>> Start
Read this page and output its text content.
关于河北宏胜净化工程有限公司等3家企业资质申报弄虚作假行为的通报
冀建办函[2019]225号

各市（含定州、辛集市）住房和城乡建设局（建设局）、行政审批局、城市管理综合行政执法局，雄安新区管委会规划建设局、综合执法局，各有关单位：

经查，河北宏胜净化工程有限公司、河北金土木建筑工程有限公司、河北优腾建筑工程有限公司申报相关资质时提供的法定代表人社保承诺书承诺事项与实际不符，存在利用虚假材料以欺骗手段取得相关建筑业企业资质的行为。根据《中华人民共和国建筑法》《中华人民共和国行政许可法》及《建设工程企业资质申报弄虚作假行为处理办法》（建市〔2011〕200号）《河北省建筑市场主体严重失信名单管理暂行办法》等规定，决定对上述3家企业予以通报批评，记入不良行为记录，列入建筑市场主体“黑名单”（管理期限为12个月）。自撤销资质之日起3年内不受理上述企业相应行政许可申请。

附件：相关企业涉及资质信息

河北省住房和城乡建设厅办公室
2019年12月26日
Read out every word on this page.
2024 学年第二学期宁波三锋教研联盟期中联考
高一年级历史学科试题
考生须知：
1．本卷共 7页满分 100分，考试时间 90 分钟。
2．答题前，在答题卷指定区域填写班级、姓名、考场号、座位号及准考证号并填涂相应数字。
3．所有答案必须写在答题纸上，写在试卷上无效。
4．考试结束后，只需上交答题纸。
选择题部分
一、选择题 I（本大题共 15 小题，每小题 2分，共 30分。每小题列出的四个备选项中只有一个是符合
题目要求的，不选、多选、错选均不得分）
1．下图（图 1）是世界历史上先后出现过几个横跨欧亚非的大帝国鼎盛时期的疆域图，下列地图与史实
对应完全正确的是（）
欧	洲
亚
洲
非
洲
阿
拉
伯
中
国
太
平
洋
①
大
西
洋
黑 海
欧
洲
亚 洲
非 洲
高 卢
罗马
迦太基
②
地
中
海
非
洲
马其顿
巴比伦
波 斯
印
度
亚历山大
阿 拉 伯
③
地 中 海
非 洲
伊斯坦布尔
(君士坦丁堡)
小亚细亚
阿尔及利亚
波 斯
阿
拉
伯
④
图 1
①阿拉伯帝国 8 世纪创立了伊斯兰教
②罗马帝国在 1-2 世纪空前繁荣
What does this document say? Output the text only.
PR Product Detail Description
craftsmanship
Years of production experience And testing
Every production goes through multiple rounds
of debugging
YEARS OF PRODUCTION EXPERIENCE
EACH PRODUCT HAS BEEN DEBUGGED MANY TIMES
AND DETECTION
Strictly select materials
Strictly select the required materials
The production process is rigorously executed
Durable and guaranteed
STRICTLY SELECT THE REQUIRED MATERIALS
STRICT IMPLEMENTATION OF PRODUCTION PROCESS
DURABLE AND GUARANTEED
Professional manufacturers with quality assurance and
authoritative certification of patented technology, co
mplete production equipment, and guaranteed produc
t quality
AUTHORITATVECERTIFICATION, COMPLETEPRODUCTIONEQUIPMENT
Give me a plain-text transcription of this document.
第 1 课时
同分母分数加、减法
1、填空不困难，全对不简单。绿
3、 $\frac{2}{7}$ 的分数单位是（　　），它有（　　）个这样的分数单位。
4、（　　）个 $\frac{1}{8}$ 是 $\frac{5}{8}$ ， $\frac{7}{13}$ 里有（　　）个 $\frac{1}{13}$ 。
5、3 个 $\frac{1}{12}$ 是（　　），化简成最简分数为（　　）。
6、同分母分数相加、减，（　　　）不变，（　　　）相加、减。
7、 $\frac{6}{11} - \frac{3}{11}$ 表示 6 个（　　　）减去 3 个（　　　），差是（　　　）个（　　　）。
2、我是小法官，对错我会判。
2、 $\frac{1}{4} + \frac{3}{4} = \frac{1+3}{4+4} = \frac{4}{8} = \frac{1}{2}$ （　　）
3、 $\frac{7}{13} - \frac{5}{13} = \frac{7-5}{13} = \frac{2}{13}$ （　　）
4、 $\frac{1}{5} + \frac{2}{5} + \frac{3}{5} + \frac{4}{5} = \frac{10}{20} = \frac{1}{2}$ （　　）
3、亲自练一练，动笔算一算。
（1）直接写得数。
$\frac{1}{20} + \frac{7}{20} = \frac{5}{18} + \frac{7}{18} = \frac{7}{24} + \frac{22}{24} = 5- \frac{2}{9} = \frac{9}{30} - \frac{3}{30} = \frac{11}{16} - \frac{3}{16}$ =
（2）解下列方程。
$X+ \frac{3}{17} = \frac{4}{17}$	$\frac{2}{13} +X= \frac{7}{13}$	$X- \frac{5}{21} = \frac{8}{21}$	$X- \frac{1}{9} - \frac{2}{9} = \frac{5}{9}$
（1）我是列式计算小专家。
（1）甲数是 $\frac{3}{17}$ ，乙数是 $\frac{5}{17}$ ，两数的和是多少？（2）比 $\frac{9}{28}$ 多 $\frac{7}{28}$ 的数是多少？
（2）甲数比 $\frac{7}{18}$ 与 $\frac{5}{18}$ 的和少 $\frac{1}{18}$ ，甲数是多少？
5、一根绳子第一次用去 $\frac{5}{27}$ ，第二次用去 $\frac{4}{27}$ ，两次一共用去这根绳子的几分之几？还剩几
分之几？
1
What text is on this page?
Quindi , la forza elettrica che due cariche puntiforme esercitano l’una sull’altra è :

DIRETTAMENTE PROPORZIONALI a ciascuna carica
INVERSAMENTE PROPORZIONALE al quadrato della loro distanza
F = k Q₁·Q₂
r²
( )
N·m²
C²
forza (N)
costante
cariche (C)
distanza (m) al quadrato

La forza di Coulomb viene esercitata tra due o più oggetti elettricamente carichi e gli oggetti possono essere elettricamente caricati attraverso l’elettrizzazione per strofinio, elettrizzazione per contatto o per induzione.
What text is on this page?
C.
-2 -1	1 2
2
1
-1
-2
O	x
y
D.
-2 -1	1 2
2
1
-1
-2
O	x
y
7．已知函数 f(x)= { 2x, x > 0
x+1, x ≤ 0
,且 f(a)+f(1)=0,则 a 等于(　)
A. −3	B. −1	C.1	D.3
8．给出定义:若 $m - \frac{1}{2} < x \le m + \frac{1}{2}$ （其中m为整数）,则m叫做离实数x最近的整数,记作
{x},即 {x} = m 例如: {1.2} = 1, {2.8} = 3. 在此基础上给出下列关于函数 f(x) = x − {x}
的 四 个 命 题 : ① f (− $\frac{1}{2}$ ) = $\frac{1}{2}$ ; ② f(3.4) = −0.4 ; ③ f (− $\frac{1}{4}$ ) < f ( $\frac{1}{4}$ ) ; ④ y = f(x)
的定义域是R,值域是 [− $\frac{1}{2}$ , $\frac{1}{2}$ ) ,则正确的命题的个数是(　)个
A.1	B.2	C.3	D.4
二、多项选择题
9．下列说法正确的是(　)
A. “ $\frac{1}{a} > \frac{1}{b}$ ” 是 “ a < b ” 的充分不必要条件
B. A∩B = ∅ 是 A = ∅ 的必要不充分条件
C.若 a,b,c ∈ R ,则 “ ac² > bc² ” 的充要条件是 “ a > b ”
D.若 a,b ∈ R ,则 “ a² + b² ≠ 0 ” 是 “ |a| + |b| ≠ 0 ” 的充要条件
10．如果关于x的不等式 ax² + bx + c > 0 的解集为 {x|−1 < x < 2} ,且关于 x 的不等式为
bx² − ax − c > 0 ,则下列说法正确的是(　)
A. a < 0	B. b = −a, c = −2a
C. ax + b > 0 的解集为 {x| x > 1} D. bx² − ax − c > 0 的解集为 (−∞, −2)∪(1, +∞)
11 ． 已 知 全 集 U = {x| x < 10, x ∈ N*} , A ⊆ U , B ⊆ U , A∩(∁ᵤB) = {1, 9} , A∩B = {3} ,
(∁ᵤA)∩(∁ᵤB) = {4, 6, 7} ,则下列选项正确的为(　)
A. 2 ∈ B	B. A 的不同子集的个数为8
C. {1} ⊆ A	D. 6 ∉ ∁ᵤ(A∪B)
>> End
Given instruction: List every line above that holds the word "text".

Exercise output:
Read this page and output its text content.
What does this document say? Output the text only.
Give me a plain-text transcription of this document.
What text is on this page?
What text is on this page?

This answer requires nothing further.